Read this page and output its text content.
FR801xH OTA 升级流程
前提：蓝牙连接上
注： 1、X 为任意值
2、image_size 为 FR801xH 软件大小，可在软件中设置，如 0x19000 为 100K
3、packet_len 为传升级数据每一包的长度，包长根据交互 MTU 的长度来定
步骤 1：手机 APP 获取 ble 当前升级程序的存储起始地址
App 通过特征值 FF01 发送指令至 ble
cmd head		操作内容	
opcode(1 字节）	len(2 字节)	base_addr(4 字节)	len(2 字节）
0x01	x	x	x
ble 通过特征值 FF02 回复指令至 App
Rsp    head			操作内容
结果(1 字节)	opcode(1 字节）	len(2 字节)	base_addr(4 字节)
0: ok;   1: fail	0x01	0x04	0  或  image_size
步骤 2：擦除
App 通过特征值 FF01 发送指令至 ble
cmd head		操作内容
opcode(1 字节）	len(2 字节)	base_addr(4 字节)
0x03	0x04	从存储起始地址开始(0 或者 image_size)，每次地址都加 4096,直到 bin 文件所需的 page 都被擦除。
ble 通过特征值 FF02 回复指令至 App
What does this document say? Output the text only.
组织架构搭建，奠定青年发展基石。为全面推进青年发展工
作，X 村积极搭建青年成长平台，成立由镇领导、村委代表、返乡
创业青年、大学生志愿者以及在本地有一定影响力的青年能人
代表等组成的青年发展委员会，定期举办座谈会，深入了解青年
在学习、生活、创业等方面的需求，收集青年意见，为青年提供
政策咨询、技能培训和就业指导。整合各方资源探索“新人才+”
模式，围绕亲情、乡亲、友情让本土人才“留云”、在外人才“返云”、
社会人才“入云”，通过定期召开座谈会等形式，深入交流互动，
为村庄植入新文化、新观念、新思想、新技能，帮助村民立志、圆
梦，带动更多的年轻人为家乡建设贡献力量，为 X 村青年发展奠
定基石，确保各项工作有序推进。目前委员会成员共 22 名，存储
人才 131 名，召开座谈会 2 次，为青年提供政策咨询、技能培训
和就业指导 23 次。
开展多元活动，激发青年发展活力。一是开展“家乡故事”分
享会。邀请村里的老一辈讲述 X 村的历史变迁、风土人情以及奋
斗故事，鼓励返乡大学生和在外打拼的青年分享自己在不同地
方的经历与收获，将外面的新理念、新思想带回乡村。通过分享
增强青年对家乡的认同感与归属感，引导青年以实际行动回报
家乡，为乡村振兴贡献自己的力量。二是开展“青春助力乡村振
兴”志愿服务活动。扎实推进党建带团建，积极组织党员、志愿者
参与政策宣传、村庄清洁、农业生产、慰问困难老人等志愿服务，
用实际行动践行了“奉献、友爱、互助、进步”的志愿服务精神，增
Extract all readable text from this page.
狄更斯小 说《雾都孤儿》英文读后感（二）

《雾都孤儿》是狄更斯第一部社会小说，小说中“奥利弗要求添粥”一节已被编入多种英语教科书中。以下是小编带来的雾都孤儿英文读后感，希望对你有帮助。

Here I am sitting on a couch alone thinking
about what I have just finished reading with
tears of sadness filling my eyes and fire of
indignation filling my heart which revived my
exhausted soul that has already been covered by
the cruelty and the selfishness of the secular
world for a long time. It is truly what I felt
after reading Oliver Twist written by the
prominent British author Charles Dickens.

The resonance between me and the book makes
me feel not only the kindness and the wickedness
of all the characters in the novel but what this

****

▸ **Set task**: Copy out all the entries shown above, character for character.

▸ **Result below**:
Read this page and output its text content.
FR801xH OTA 升级流程
前提：蓝牙连接上
注： 1、X 为任意值
2、image_size 为 FR801xH 软件大小，可在软件中设置，如 0x19000 为 100K
3、packet_len 为传升级数据每一包的长度，包长根据交互 MTU 的长度来定
步骤 1：手机 APP 获取 ble 当前升级程序的存储起始地址
App 通过特征值 FF01 发送指令至 ble
cmd head		操作内容	
opcode(1 字节）	len(2 字节)	base_addr(4 字节)	len(2 字节）
0x01	x	x	x
ble 通过特征值 FF02 回复指令至 App
Rsp    head			操作内容
结果(1 字节)	opcode(1 字节）	len(2 字节)	base_addr(4 字节)
0: ok;   1: fail	0x01	0x04	0  或  image_size
步骤 2：擦除
App 通过特征值 FF01 发送指令至 ble
cmd head		操作内容
opcode(1 字节）	len(2 字节)	base_addr(4 字节)
0x03	0x04	从存储起始地址开始(0 或者 image_size)，每次地址都加 4096,直到 bin 文件所需的 page 都被擦除。
ble 通过特征值 FF02 回复指令至 App
What does this document say? Output the text only.
组织架构搭建，奠定青年发展基石。为全面推进青年发展工
作，X 村积极搭建青年成长平台，成立由镇领导、村委代表、返乡
创业青年、大学生志愿者以及在本地有一定影响力的青年能人
代表等组成的青年发展委员会，定期举办座谈会，深入了解青年
在学习、生活、创业等方面的需求，收集青年意见，为青年提供
政策咨询、技能培训和就业指导。整合各方资源探索“新人才+”
模式，围绕亲情、乡亲、友情让本土人才“留云”、在外人才“返云”、
社会人才“入云”，通过定期召开座谈会等形式，深入交流互动，
为村庄植入新文化、新观念、新思想、新技能，帮助村民立志、圆
梦，带动更多的年轻人为家乡建设贡献力量，为 X 村青年发展奠
定基石，确保各项工作有序推进。目前委员会成员共 22 名，存储
人才 131 名，召开座谈会 2 次，为青年提供政策咨询、技能培训
和就业指导 23 次。
开展多元活动，激发青年发展活力。一是开展“家乡故事”分
享会。邀请村里的老一辈讲述 X 村的历史变迁、风土人情以及奋
斗故事，鼓励返乡大学生和在外打拼的青年分享自己在不同地
方的经历与收获，将外面的新理念、新思想带回乡村。通过分享
增强青年对家乡的认同感与归属感，引导青年以实际行动回报
家乡，为乡村振兴贡献自己的力量。二是开展“青春助力乡村振
兴”志愿服务活动。扎实推进党建带团建，积极组织党员、志愿者
参与政策宣传、村庄清洁、农业生产、慰问困难老人等志愿服务，
用实际行动践行了“奉献、友爱、互助、进步”的志愿服务精神，增
Extract all readable text from this page.
狄更斯小 说《雾都孤儿》英文读后感（二）

《雾都孤儿》是狄更斯第一部社会小说，小说中“奥利弗要求添粥”一节已被编入多种英语教科书中。以下是小编带来的雾都孤儿英文读后感，希望对你有帮助。

Here I am sitting on a couch alone thinking
about what I have just finished reading with
tears of sadness filling my eyes and fire of
indignation filling my heart which revived my
exhausted soul that has already been covered by
the cruelty and the selfishness of the secular
world for a long time. It is truly what I felt
after reading Oliver Twist written by the
prominent British author Charles Dickens.

The resonance between me and the book makes
me feel not only the kindness and the wickedness
of all the characters in the novel but what this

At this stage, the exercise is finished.